In the four-stroke sector, the number of makers producing dual-fuel engines is higher. Wärtsilä, MAN, MaK, EMD, ABC, Himsen, and Niigata all have dual-fuel engines in their ranges and more makers are soon to join the list. Rolls-Royce is following a different path with its Bergen engines offering them only as oil burning or pure gas engines. Dual-fuel engines ordinarily make use of a pilot ignition system using diesel fuel but the Rolls Royce engines are spark ignited.
The four-stroke engines are being installed in many vessel types. Many of the engines are being installed in vessels that are ‘dual-fuel ready’ meaning they have the engines but not necessarily a LNG fuel system which will be added later if the operating profile permits.
Dual-fuel engine types and development Wärtsilä’s range of dual fuel engines currently comprises five basic models, the longer established 20DF, 34DF, 46DF and 50DF and the most recent the 31DF launched in 2015. All are four-stroke engine that run on oil fuels (LFO and HFO) and can switch over from gas to oil and vice versa smoothly during engine operation. The Wärtsilä dual-fuel engines are available in power range from 0.9–18.3 MW having speed range from 500–1200 rpm.
MAN diesel & Turbo was a later entrant to the dual-fuel market. Rather than concentrate on four-strokes, MAN has played to its strength and is the undisputed leader in dual-fuel two-strokes although it does have four-stroke dual-fuel offerings and has sold several for propulsion engines in LNG carriers as well as for gensets in vessels with two-stroke dual-fuel propulsion engines.
The two-stroke engines in MAN’s portfolio are identified by four different suffixes to the engine designation. GI engines are intended for gas fuels particularly methane, GIE engines for ethane, LGI engines are designed for liquid gas fuels with LGIM indicating methanol and LGIP indicating LPG such as propane or butane.

◆ Request ◆
According to the text on dual-fuel engines, what power range do the Wärtsilä dual-fuel engines cover?

Part of a data file
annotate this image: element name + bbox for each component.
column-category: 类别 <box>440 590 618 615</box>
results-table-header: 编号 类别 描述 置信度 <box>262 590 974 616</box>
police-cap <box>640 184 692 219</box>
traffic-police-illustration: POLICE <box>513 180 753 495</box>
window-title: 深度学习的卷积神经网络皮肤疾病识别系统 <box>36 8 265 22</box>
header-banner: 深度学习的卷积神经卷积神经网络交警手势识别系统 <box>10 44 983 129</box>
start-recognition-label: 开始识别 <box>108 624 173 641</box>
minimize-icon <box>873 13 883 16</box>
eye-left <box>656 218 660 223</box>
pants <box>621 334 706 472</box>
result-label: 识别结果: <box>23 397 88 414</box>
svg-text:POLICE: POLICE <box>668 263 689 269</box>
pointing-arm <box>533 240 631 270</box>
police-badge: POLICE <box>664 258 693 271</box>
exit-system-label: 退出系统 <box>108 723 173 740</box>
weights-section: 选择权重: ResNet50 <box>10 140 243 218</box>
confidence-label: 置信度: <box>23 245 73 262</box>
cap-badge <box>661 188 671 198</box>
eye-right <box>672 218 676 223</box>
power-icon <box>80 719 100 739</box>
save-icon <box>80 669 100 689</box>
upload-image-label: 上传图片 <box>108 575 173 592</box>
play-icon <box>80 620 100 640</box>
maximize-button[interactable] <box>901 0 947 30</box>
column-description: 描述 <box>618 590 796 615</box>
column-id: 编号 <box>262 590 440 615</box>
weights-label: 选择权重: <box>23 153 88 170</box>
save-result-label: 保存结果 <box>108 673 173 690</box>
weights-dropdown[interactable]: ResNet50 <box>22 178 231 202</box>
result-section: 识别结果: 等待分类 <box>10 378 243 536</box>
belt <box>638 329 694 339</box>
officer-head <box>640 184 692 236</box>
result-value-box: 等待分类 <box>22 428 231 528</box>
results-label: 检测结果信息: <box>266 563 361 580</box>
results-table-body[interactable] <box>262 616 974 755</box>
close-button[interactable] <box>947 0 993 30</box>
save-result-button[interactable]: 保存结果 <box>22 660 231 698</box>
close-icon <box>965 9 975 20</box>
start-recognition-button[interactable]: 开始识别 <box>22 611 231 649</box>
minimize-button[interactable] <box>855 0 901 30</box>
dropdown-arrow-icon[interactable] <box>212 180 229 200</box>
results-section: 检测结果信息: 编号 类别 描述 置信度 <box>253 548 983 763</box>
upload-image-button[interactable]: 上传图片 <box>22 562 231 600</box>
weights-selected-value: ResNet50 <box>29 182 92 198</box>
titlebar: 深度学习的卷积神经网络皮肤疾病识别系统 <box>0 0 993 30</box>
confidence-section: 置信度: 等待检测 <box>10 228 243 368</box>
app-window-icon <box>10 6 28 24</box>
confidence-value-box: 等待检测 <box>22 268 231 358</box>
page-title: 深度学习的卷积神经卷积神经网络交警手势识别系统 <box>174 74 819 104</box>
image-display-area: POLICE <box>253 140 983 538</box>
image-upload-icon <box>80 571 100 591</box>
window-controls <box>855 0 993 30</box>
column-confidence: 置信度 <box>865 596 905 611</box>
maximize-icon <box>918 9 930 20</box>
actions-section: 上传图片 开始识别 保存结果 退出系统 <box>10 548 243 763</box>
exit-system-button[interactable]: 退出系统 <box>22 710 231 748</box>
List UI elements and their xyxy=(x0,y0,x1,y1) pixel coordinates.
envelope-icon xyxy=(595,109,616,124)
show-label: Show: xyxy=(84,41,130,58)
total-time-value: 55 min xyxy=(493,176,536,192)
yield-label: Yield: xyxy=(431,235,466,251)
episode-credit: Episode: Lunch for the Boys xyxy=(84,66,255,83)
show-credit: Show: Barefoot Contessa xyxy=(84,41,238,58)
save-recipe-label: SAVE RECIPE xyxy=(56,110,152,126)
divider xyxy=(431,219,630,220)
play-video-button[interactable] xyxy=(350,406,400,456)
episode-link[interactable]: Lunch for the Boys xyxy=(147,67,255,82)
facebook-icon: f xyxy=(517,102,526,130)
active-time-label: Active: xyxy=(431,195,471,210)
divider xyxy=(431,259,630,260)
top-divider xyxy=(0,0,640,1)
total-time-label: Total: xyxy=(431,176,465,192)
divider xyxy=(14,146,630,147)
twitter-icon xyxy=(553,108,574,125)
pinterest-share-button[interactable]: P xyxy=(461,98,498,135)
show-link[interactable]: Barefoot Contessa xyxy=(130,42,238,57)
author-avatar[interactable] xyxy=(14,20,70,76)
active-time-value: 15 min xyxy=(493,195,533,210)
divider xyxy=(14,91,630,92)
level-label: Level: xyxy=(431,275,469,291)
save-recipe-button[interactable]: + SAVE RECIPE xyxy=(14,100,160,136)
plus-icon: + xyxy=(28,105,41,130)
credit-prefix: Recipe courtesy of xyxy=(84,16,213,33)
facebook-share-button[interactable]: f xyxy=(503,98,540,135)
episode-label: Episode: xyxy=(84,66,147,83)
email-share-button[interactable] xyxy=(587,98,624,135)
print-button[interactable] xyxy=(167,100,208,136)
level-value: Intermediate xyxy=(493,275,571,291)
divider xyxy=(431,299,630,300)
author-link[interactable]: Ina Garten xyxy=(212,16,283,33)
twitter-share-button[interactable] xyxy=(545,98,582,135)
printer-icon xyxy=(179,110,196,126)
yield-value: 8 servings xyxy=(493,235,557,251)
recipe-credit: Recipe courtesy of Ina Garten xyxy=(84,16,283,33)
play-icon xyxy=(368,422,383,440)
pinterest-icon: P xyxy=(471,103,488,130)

◆ Task response ◆
From 0.9 to 18.3 MW.